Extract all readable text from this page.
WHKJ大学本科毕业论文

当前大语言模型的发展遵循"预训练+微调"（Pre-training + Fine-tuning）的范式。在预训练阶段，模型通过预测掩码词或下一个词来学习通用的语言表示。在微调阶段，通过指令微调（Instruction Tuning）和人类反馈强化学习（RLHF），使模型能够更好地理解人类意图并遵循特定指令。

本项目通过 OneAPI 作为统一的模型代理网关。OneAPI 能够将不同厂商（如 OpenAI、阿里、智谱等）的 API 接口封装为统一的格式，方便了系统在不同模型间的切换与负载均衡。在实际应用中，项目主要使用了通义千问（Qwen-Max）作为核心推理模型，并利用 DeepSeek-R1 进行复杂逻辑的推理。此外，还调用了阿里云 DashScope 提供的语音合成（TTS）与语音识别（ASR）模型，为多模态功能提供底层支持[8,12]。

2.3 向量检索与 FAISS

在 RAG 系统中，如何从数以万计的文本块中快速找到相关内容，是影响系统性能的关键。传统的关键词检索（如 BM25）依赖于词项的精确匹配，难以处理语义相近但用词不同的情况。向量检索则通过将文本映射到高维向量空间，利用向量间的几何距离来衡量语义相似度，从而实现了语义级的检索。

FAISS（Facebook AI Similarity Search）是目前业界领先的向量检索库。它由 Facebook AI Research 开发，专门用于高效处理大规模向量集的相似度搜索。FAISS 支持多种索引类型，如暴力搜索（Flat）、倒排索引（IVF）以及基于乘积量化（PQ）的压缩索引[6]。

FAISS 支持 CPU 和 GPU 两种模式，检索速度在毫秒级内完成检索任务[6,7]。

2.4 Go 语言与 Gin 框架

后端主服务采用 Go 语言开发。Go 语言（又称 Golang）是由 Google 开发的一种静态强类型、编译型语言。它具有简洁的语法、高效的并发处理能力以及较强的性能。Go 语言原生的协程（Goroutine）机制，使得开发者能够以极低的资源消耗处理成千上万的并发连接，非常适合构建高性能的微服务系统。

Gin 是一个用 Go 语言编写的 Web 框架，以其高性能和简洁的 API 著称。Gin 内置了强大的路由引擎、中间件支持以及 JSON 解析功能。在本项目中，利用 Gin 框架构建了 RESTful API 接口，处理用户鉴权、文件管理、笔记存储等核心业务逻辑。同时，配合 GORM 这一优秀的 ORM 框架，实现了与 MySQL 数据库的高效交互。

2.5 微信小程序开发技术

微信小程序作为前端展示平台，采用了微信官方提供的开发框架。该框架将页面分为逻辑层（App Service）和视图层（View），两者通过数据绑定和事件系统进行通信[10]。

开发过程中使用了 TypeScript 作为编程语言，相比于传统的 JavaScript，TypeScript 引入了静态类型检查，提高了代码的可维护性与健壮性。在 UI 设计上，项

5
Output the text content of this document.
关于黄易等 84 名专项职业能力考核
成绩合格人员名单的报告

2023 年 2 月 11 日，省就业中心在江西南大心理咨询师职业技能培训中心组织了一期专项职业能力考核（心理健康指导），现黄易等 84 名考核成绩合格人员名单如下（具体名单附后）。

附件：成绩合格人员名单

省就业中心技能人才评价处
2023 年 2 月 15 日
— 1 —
========
# [Problem]
Across all the entries, count the lines that contain the word "FAISS" and give the number by itself.

# [Full solution]
3